■ TO DO
Copy every entry exactly as given, minus the images.

★ ★ ★ ★ ★

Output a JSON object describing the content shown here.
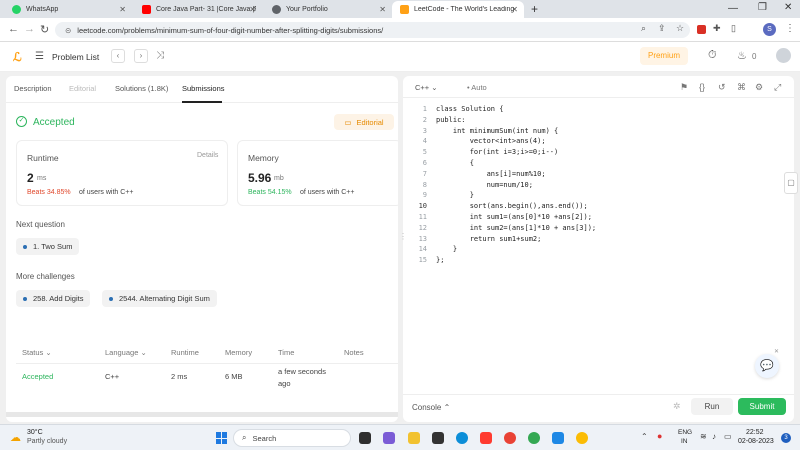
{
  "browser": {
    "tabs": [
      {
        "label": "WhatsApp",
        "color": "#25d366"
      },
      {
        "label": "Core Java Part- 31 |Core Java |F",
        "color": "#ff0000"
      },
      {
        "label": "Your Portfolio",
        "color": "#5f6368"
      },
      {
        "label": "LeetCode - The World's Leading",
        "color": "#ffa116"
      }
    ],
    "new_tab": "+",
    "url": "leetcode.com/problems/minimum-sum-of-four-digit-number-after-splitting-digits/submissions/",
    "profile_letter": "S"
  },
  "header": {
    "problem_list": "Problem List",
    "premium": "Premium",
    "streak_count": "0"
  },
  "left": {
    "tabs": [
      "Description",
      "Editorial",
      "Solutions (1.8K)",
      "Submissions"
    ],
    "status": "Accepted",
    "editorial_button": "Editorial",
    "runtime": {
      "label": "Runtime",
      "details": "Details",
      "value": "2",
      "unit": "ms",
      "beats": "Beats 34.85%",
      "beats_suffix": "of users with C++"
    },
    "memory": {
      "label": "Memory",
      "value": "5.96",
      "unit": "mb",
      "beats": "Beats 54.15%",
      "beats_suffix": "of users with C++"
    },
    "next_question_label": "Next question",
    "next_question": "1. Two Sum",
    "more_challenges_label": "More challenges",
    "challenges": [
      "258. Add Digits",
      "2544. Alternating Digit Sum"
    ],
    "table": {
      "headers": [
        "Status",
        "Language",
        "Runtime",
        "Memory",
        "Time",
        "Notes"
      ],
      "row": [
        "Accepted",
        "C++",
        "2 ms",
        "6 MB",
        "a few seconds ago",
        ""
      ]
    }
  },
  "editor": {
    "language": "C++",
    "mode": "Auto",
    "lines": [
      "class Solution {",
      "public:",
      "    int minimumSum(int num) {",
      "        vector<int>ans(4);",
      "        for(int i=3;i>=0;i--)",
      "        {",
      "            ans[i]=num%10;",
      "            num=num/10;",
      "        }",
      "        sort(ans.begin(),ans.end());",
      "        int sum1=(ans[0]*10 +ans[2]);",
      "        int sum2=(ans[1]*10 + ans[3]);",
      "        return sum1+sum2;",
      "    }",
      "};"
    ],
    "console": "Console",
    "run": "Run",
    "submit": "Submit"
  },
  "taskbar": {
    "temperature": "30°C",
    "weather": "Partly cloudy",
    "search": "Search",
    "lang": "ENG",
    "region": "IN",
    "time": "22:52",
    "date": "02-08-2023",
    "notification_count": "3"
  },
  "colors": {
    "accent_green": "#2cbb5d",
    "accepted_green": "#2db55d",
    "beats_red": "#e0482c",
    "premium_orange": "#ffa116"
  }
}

★ ★ ★ ★ ★

■ EXERCISE SOLUTION
Output a JSON object describing the content shown here.
{
  "browser": {
    "tabs": [
      {
        "label": "WhatsApp",
        "color": "#25d366"
      },
      {
        "label": "Core Java Part- 31 |Core Java |F",
        "color": "#ff0000"
      },
      {
        "label": "Your Portfolio",
        "color": "#5f6368"
      },
      {
        "label": "LeetCode - The World's Leading",
        "color": "#ffa116"
      }
    ],
    "new_tab": "+",
    "url": "leetcode.com/problems/minimum-sum-of-four-digit-number-after-splitting-digits/submissions/",
    "profile_letter": "S"
  },
  "header": {
    "problem_list": "Problem List",
    "premium": "Premium",
    "streak_count": "0"
  },
  "left": {
    "tabs": [
      "Description",
      "Editorial",
      "Solutions (1.8K)",
      "Submissions"
    ],
    "status": "Accepted",
    "editorial_button": "Editorial",
    "runtime": {
      "label": "Runtime",
      "details": "Details",
      "value": "2",
      "unit": "ms",
      "beats": "Beats 34.85%",
      "beats_suffix": "of users with C++"
    },
    "memory": {
      "label": "Memory",
      "value": "5.96",
      "unit": "mb",
      "beats": "Beats 54.15%",
      "beats_suffix": "of users with C++"
    },
    "next_question_label": "Next question",
    "next_question": "1. Two Sum",
    "more_challenges_label": "More challenges",
    "challenges": [
      "258. Add Digits",
      "2544. Alternating Digit Sum"
    ],
    "table": {
      "headers": [
        "Status",
        "Language",
        "Runtime",
        "Memory",
        "Time",
        "Notes"
      ],
      "row": [
        "Accepted",
        "C++",
        "2 ms",
        "6 MB",
        "a few seconds ago",
        ""
      ]
    }
  },
  "editor": {
    "language": "C++",
    "mode": "Auto",
    "lines": [
      "class Solution {",
      "public:",
      "    int minimumSum(int num) {",
      "        vector<int>ans(4);",
      "        for(int i=3;i>=0;i--)",
      "        {",
      "            ans[i]=num%10;",
      "            num=num/10;",
      "        }",
      "        sort(ans.begin(),ans.end());",
      "        int sum1=(ans[0]*10 +ans[2]);",
      "        int sum2=(ans[1]*10 + ans[3]);",
      "        return sum1+sum2;",
      "    }",
      "};"
    ],
    "console": "Console",
    "run": "Run",
    "submit": "Submit"
  },
  "taskbar": {
    "temperature": "30°C",
    "weather": "Partly cloudy",
    "search": "Search",
    "lang": "ENG",
    "region": "IN",
    "time": "22:52",
    "date": "02-08-2023",
    "notification_count": "3"
  },
  "colors": {
    "accent_green": "#2cbb5d",
    "accepted_green": "#2db55d",
    "beats_red": "#e0482c",
    "premium_orange": "#ffa116"
  }
}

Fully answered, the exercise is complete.